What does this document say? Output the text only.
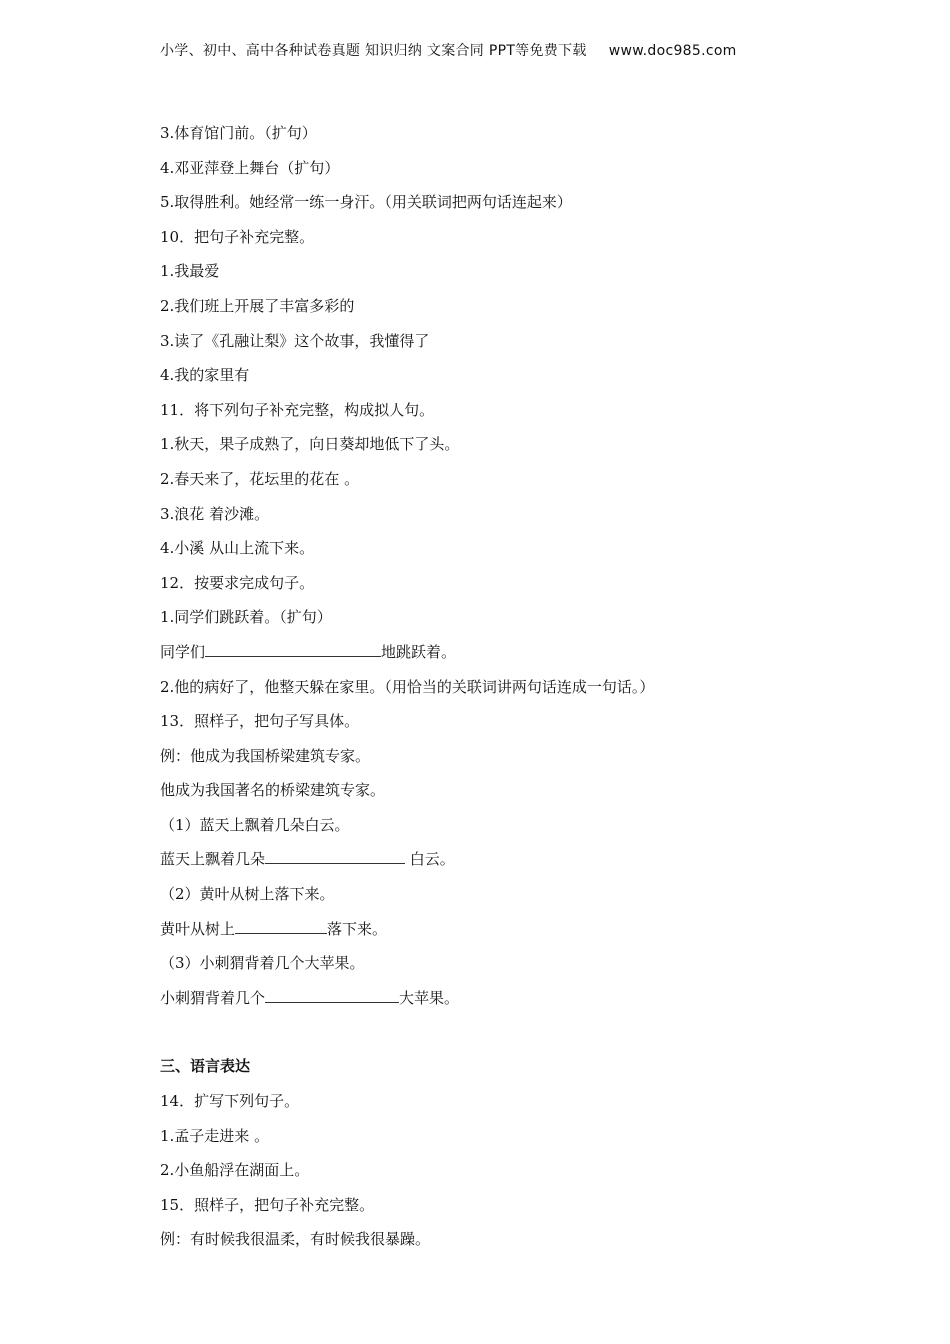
小学、初中、高中各种试卷真题 知识归纳 文案合同 PPT等免费下载 www.doc985.com
3.体育馆门前。（扩句）
4.邓亚萍登上舞台（扩句）
5.取得胜利。她经常一练一身汗。（用关联词把两句话连起来）
10．把句子补充完整。
1.我最爱
2.我们班上开展了丰富多彩的
3.读了《孔融让梨》这个故事，我懂得了
4.我的家里有
11．将下列句子补充完整，构成拟人句。
1.秋天，果子成熟了，向日葵却地低下了头。
2.春天来了，花坛里的花在 。
3.浪花 着沙滩。
4.小溪 从山上流下来。
12．按要求完成句子。
1.同学们跳跃着。（扩句）
同学们	地跳跃着。
2.他的病好了，他整天躲在家里。（用恰当的关联词讲两句话连成一句话。）
13．照样子，把句子写具体。
例：他成为我国桥梁建筑专家。
他成为我国著名的桥梁建筑专家。
（1）蓝天上飘着几朵白云。
蓝天上飘着几朵	白云。
（2）黄叶从树上落下来。
黄叶从树上	落下来。
（3）小刺猬背着几个大苹果。
小刺猬背着几个	大苹果。
三、语言表达
14．扩写下列句子。
1.孟子走进来 。
2.小鱼船浮在湖面上。
15．照样子，把句子补充完整。
例：有时候我很温柔，有时候我很暴躁。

■ ■ ■

In your copy of the listing above, reproduce each line exactly and omit all pictures.

■ **Output of the task**:
What does this document say? Output the text only.
小学、初中、高中各种试卷真题 知识归纳 文案合同 PPT等免费下载 www.doc985.com
3.体育馆门前。（扩句）
4.邓亚萍登上舞台（扩句）
5.取得胜利。她经常一练一身汗。（用关联词把两句话连起来）
10．把句子补充完整。
1.我最爱
2.我们班上开展了丰富多彩的
3.读了《孔融让梨》这个故事，我懂得了
4.我的家里有
11．将下列句子补充完整，构成拟人句。
1.秋天，果子成熟了，向日葵却地低下了头。
2.春天来了，花坛里的花在 。
3.浪花 着沙滩。
4.小溪 从山上流下来。
12．按要求完成句子。
1.同学们跳跃着。（扩句）
同学们	地跳跃着。
2.他的病好了，他整天躲在家里。（用恰当的关联词讲两句话连成一句话。）
13．照样子，把句子写具体。
例：他成为我国桥梁建筑专家。
他成为我国著名的桥梁建筑专家。
（1）蓝天上飘着几朵白云。
蓝天上飘着几朵	白云。
（2）黄叶从树上落下来。
黄叶从树上	落下来。
（3）小刺猬背着几个大苹果。
小刺猬背着几个	大苹果。
三、语言表达
14．扩写下列句子。
1.孟子走进来 。
2.小鱼船浮在湖面上。
15．照样子，把句子补充完整。
例：有时候我很温柔，有时候我很暴躁。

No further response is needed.